**Set task 1**
Please arrange the records as a Markdown table with the columns "Row" and "Line," covering everything from the start of the records down to the line containing "25, 49, 59]" and leaving out blank lines.

**Page excerpt**
_ _ _ _ _ _ _

Garnison Church, Copenhagen

The Garnison Church () is a church at Sankt Annæ Plads in Copenhagen, Denmark. The Baroque church  was erected  as a church primarily intended for military personnel stationed in the city.

History

In the 17th century, Copenhagen had become home to a sizeable garrison. A military church was built at Kastellet in 1670, but its modest size only allowed it to serve the personnel at the fortress. The rest of the troops in the city had to use Church of Holmen, a former anchor forge which had been converted into a naval church in 1619.

When Sophie Amalienborg burned down in 1689, its chapel survived the flames and was subsequently put at the disposal of the Army. However, the small building which had been built for members of the royal court only served as a temporary solution. King Christian V therefore provided a tract of land at Dronningens Tværgade for the construction of a new church for the Army and military engineer Georg Philip Müller (ca 1684-ca 1706) completed a set of renderings in 1697. In order to keep down the costs of building the church, materials from Sophie Amalienborg were used. This also applied to the church chapel's furniture.

_ _ _ _ _ _ _

**Data shown**
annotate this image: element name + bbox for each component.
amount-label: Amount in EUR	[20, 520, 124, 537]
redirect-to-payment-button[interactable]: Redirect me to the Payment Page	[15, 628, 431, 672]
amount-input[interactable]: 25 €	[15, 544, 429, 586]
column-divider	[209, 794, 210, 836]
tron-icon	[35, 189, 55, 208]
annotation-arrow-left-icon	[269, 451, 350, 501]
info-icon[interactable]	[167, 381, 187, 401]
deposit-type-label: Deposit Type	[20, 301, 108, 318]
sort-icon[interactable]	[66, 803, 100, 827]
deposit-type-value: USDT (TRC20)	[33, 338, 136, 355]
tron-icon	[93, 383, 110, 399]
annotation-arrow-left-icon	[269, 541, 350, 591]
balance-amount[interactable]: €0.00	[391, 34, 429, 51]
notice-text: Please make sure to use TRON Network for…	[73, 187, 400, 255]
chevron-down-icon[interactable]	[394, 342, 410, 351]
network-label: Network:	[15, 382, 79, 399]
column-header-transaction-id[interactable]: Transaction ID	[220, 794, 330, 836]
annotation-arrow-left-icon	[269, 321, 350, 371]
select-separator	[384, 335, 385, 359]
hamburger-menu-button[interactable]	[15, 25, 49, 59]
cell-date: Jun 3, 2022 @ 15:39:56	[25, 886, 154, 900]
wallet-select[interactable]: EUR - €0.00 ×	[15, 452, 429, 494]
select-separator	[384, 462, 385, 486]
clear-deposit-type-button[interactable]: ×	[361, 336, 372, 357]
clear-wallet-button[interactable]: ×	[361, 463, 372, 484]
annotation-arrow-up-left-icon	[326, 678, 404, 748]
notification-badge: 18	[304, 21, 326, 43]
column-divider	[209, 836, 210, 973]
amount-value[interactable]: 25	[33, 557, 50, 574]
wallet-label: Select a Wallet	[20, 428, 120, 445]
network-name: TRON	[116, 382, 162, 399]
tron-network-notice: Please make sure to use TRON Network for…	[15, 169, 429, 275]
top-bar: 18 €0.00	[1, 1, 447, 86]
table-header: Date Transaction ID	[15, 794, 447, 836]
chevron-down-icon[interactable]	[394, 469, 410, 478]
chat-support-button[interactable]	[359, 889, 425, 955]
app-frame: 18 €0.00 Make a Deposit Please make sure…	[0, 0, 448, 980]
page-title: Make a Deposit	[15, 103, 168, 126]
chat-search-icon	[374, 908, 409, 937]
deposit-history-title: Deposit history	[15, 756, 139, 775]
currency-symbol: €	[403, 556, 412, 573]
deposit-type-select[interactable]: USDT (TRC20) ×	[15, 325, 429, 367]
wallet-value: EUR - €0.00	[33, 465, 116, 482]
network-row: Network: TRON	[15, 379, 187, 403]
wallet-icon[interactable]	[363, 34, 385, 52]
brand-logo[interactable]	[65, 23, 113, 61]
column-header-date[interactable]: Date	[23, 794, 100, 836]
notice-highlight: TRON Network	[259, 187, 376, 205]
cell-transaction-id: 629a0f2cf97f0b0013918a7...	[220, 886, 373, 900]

_ _ _ _ _ _ _

**Set task 2**
Rewrite everything from "When Sophie Amalienborg" down to "church chapel's furniture." in the Garnison Church article, swapping "Sophie Amalienborg" for "Amalienborg Palace".

**Output 1**
| Row | Line |
|---|---|
| 1 | annotate this image: element name + bbox for each component. |
| 2 | amount-label: Amount in EUR	[20, 520, 124, 537] |
| 3 | redirect-to-payment-button[interactable]: Redirect me to the Payment Page	[15, 628, 431, 672] |
| 4 | amount-input[interactable]: 25 €	[15, 544, 429, 586] |
| 5 | column-divider	[209, 794, 210, 836] |
| 6 | tron-icon	[35, 189, 55, 208] |
| 7 | annotation-arrow-left-icon	[269, 451, 350, 501] |
| 8 | info-icon[interactable]	[167, 381, 187, 401] |
| 9 | deposit-type-label: Deposit Type	[20, 301, 108, 318] |
| 10 | sort-icon[interactable]	[66, 803, 100, 827] |
| 11 | deposit-type-value: USDT (TRC20)	[33, 338, 136, 355] |
| 12 | tron-icon	[93, 383, 110, 399] |
| 13 | annotation-arrow-left-icon	[269, 541, 350, 591] |
| 14 | balance-amount[interactable]: €0.00	[391, 34, 429, 51] |
| 15 | notice-text: Please make sure to use TRON Network for…	[73, 187, 400, 255] |
| 16 | chevron-down-icon[interactable]	[394, 342, 410, 351] |
| 17 | network-label: Network:	[15, 382, 79, 399] |
| 18 | column-header-transaction-id[interactable]: Transaction ID	[220, 794, 330, 836] |
| 19 | annotation-arrow-left-icon	[269, 321, 350, 371] |
| 20 | select-separator	[384, 335, 385, 359] |
| 21 | hamburger-menu-button[interactable]	[15, 25, 49, 59] |

**Output 2**
When Amalienborg Palace burned down in 1689, its chapel survived the flames and was subsequently put at the disposal of the Army. However, the small building which had been built for members of the royal court only served as a temporary solution. King Christian V therefore provided a tract of land at Dronningens Tværgade for the construction of a new church for the Army and military engineer Georg Philip Müller (ca 1684-ca 1706) completed a set of renderings in 1697. In order to keep down the costs of building the church, materials from Amalienborg Palace were used. This also applied to the church chapel's furniture.